<<<<

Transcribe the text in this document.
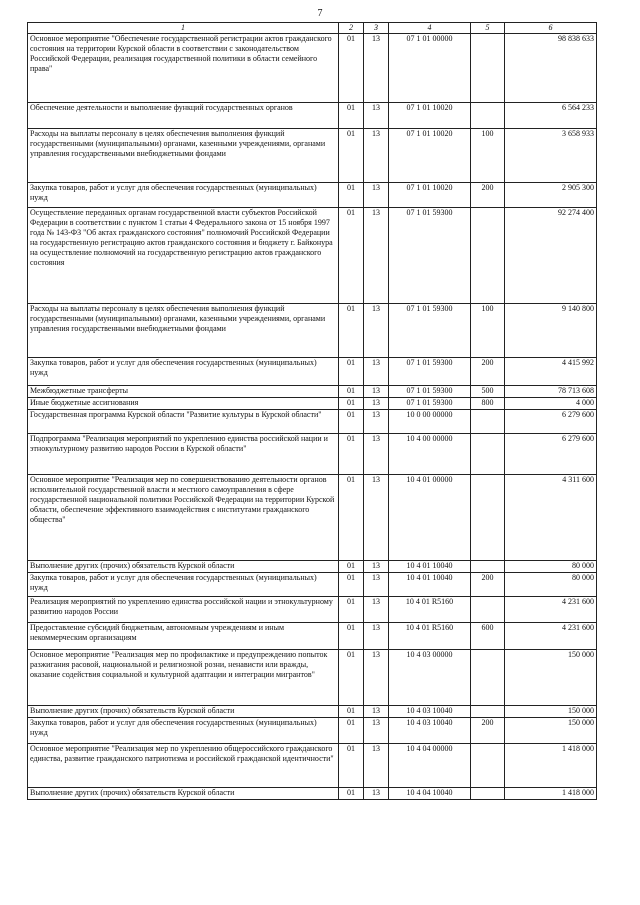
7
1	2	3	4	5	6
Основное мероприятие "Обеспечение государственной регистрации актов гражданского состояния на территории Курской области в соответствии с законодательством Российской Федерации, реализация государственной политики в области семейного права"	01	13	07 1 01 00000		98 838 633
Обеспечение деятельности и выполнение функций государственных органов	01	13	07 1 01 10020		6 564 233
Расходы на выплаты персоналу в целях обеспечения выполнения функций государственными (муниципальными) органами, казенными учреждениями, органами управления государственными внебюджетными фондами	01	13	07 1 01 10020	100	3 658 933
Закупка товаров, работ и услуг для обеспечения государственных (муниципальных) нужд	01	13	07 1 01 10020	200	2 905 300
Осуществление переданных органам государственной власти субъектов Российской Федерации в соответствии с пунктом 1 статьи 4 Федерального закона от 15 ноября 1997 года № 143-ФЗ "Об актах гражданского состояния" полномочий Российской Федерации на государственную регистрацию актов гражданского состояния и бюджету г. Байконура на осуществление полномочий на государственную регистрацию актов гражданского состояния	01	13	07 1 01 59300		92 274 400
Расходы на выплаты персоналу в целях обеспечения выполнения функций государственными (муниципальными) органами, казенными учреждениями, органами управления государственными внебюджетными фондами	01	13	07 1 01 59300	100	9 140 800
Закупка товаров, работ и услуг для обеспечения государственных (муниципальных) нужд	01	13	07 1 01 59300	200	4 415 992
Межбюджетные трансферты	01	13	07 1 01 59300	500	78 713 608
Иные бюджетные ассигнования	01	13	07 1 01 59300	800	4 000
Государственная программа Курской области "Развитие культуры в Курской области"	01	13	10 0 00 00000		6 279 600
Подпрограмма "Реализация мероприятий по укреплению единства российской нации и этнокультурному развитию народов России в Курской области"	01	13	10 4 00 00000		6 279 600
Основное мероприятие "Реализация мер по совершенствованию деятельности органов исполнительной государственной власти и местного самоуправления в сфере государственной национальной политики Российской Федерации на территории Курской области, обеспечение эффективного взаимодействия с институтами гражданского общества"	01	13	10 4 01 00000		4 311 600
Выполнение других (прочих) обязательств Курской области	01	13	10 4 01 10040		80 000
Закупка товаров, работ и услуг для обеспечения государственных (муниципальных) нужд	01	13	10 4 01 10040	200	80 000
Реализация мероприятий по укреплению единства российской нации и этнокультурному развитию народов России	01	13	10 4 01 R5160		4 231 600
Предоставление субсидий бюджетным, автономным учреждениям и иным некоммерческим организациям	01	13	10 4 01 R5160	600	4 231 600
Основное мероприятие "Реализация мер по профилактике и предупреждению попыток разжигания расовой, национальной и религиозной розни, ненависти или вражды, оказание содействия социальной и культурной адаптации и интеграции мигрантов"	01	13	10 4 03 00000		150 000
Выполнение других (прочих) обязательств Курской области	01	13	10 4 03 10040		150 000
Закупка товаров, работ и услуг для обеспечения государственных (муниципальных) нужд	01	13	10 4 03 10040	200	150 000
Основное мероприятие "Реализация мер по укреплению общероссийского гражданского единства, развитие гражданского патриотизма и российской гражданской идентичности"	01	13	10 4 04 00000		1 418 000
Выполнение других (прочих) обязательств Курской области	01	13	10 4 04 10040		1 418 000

>>>>
<<<<

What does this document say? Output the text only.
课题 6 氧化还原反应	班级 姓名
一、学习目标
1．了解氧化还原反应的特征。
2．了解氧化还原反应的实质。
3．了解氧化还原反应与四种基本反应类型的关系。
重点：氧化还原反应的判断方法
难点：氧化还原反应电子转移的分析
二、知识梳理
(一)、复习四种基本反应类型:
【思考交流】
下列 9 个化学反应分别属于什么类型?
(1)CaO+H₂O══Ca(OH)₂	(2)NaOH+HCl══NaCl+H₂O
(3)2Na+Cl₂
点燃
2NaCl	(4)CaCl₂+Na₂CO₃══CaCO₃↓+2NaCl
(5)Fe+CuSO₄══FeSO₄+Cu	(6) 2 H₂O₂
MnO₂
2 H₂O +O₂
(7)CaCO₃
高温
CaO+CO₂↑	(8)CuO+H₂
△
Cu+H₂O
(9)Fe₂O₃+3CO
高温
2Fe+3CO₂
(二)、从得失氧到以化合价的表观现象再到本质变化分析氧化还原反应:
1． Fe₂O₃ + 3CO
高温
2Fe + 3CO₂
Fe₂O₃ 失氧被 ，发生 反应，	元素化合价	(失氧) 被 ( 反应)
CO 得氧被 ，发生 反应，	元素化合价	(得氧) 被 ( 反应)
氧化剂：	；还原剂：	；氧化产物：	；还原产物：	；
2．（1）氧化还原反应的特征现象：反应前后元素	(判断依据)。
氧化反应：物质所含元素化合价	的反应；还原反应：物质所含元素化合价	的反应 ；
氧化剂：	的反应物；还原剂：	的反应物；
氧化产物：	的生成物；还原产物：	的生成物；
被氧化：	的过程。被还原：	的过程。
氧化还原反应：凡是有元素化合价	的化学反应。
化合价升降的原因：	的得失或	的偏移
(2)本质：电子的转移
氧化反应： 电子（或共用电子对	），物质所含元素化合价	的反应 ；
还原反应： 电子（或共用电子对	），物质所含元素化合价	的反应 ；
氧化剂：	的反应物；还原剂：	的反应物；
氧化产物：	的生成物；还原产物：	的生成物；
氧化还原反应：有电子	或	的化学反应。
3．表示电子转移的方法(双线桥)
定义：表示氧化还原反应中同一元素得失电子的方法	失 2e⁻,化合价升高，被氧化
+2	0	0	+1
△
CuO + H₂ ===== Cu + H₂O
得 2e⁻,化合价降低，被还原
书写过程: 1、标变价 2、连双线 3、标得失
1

>>>>
<<<<

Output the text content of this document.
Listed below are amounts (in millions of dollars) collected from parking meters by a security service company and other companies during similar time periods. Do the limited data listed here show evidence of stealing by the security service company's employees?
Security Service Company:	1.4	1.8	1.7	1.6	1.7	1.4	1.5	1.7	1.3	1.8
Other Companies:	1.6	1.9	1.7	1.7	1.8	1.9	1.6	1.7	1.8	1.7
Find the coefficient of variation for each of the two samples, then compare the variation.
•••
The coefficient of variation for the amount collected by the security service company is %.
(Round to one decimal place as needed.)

>>>>

> Description of the task
From the data above, copy each line that has the string "власти".

> Result
Осуществление переданных органам государственной власти субъектов Российской Федерации в соответствии с пунктом 1 статьи 4 Федерального закона от 15 ноября 1997 года № 143-ФЗ "Об актах гражданского состояния" полномочий Российской Федерации на государственную регистрацию актов гражданского состояния и бюджету г. Байконура на осуществление полномочий на государственную регистрацию актов гражданского состояния	01	13	07 1 01 59300		92 274 400
Основное мероприятие "Реализация мер по совершенствованию деятельности органов исполнительной государственной власти и местного самоуправления в сфере государственной национальной политики Российской Федерации на территории Курской области, обеспечение эффективного взаимодействия с институтами гражданского общества"	01	13	10 4 01 00000		4 311 600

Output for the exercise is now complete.